'''

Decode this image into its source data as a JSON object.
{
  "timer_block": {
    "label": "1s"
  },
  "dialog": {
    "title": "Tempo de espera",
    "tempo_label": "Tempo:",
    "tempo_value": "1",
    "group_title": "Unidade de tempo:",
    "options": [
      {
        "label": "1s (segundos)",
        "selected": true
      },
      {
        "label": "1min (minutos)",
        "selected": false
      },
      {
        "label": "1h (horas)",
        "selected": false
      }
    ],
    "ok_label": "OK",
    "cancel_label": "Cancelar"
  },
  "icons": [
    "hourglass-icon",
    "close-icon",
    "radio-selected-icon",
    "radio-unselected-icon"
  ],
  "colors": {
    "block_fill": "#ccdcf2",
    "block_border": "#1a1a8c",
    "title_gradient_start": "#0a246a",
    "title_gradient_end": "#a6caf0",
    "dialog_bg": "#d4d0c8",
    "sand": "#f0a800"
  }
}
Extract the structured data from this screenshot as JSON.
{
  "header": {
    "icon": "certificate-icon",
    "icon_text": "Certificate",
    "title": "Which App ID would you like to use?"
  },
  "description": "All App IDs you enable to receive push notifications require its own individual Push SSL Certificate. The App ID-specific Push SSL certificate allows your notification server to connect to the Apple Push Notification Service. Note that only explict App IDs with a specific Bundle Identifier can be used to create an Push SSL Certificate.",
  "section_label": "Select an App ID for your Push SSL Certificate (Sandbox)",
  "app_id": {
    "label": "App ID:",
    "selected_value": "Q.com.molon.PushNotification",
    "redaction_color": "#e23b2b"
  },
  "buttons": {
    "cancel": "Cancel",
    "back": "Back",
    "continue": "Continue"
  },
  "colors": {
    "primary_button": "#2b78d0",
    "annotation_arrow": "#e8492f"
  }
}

'''

[Task brief] Print out every entry, keeping each one exact.

[Final result]
Decode this image into its source data as a JSON object.
{
  "timer_block": {
    "label": "1s"
  },
  "dialog": {
    "title": "Tempo de espera",
    "tempo_label": "Tempo:",
    "tempo_value": "1",
    "group_title": "Unidade de tempo:",
    "options": [
      {
        "label": "1s (segundos)",
        "selected": true
      },
      {
        "label": "1min (minutos)",
        "selected": false
      },
      {
        "label": "1h (horas)",
        "selected": false
      }
    ],
    "ok_label": "OK",
    "cancel_label": "Cancelar"
  },
  "icons": [
    "hourglass-icon",
    "close-icon",
    "radio-selected-icon",
    "radio-unselected-icon"
  ],
  "colors": {
    "block_fill": "#ccdcf2",
    "block_border": "#1a1a8c",
    "title_gradient_start": "#0a246a",
    "title_gradient_end": "#a6caf0",
    "dialog_bg": "#d4d0c8",
    "sand": "#f0a800"
  }
}
Extract the structured data from this screenshot as JSON.
{
  "header": {
    "icon": "certificate-icon",
    "icon_text": "Certificate",
    "title": "Which App ID would you like to use?"
  },
  "description": "All App IDs you enable to receive push notifications require its own individual Push SSL Certificate. The App ID-specific Push SSL certificate allows your notification server to connect to the Apple Push Notification Service. Note that only explict App IDs with a specific Bundle Identifier can be used to create an Push SSL Certificate.",
  "section_label": "Select an App ID for your Push SSL Certificate (Sandbox)",
  "app_id": {
    "label": "App ID:",
    "selected_value": "Q.com.molon.PushNotification",
    "redaction_color": "#e23b2b"
  },
  "buttons": {
    "cancel": "Cancel",
    "back": "Back",
    "continue": "Continue"
  },
  "colors": {
    "primary_button": "#2b78d0",
    "annotation_arrow": "#e8492f"
  }
}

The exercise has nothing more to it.